## What you have to do:
From the data that follows, copy every line holding the string "Checklist".

## Records for this exercise:
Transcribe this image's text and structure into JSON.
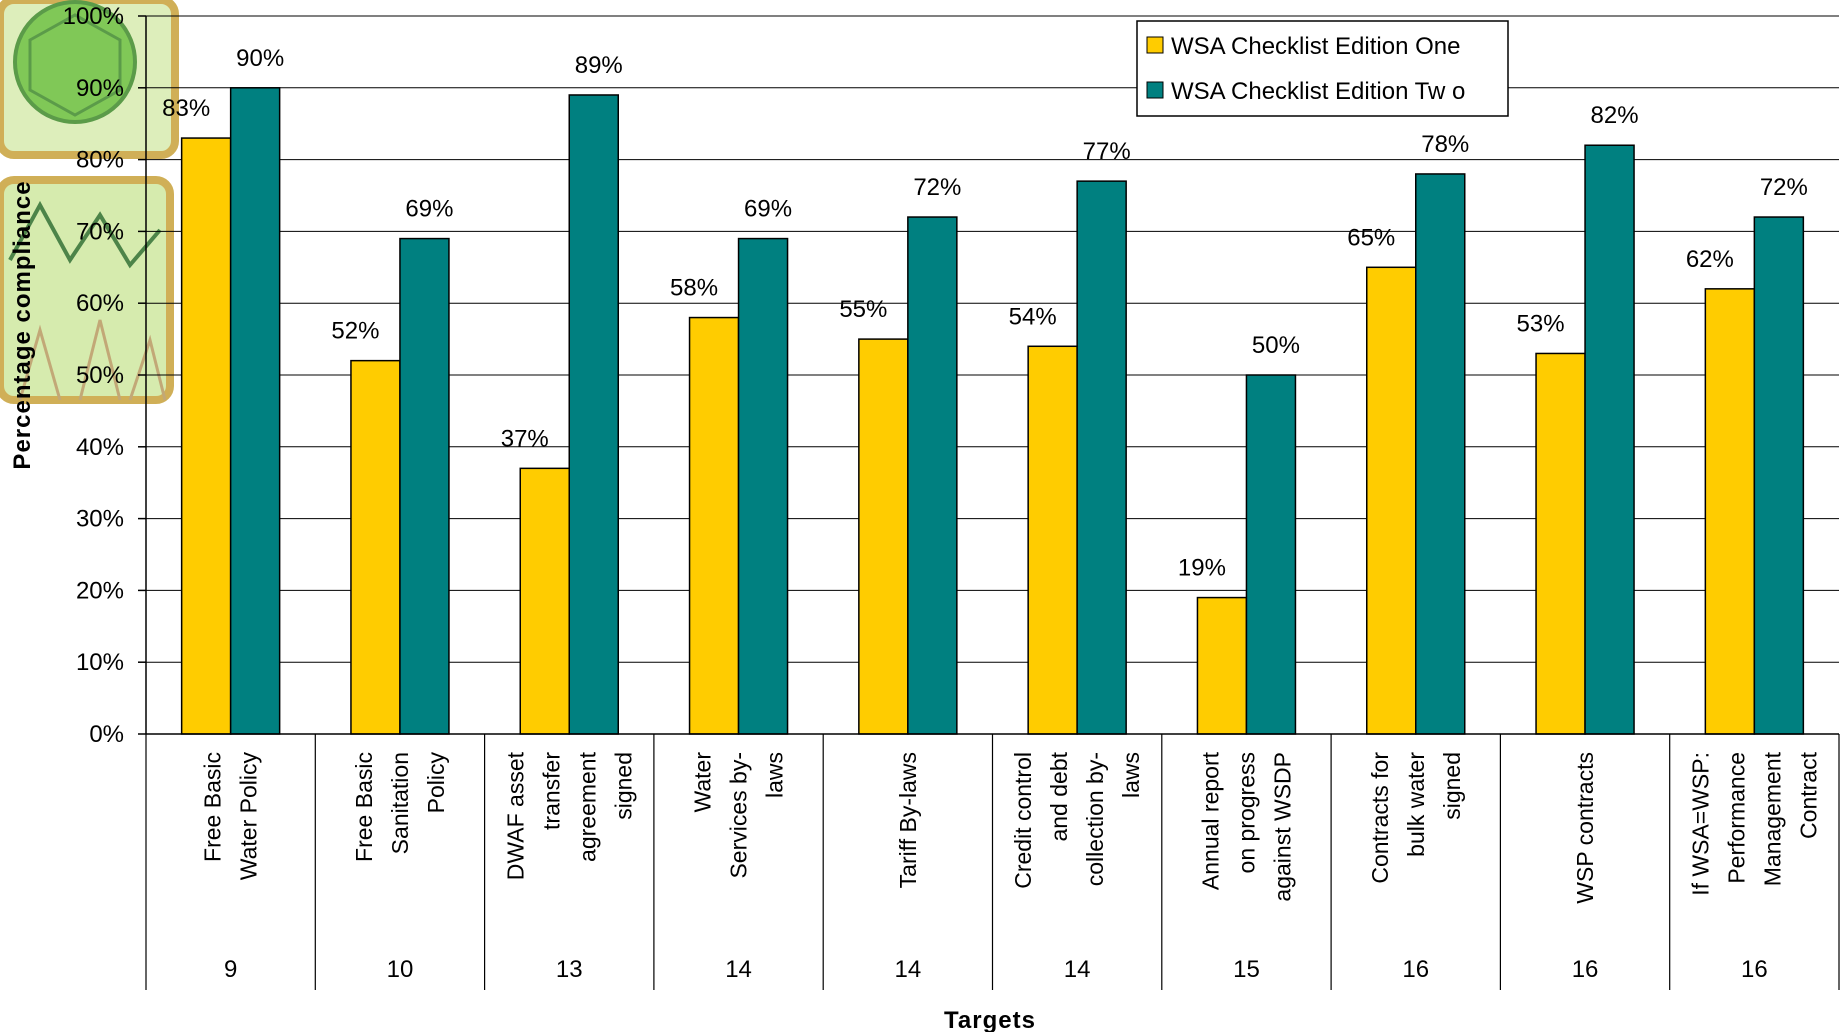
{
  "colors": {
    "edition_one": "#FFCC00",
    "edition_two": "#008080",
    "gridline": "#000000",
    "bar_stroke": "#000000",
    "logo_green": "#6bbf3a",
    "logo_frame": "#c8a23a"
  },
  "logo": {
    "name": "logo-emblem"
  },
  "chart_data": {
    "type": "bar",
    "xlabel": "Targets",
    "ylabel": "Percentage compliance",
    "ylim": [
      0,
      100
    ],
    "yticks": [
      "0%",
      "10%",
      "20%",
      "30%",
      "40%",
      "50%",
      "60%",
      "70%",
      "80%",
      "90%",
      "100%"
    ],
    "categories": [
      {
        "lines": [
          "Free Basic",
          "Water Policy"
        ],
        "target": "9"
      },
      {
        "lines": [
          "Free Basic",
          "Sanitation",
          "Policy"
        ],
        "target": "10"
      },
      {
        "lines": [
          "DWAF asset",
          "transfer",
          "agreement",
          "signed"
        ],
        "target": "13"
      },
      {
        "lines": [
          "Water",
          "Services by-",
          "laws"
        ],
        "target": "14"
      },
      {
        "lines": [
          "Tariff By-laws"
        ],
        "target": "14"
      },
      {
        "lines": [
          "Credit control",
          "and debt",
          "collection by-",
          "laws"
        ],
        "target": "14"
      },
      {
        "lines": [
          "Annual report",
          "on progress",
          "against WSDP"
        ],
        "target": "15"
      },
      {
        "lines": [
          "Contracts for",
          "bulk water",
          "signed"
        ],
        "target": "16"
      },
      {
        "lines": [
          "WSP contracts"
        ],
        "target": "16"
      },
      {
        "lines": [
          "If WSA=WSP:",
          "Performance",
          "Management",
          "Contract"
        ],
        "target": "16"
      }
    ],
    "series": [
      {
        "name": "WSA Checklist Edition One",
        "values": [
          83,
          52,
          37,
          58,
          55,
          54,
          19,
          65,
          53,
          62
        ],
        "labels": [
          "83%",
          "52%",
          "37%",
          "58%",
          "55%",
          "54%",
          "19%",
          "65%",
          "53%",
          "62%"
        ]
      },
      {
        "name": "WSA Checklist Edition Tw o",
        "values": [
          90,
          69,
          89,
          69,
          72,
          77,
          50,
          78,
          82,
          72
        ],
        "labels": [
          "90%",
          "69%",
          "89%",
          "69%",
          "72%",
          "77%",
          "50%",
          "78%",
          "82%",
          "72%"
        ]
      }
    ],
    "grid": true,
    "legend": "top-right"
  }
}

==

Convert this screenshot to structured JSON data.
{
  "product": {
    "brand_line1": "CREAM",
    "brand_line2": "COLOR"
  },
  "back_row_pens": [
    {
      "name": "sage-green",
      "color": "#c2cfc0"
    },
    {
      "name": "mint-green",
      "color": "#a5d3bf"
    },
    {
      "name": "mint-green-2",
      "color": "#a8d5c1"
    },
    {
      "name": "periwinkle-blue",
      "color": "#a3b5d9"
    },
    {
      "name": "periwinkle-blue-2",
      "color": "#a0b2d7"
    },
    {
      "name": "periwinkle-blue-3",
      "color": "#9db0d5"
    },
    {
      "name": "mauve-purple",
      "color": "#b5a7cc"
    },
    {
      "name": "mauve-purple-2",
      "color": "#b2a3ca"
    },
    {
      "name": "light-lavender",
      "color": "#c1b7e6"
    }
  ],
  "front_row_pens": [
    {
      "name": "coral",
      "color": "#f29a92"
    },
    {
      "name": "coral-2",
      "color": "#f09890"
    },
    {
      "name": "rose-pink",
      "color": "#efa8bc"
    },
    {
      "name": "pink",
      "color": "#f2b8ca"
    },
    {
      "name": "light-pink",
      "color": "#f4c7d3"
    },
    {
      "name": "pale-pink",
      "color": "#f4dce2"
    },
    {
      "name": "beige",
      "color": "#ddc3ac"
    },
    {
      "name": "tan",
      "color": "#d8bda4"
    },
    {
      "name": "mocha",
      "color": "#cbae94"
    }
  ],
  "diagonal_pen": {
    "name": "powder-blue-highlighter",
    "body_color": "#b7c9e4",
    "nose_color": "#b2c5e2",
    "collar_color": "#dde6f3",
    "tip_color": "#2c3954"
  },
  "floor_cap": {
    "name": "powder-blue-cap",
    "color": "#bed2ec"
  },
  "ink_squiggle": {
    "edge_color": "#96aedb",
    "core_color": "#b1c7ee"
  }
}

## Response to the exercise:
        "name": "WSA Checklist Edition One",
        "name": "WSA Checklist Edition Tw o",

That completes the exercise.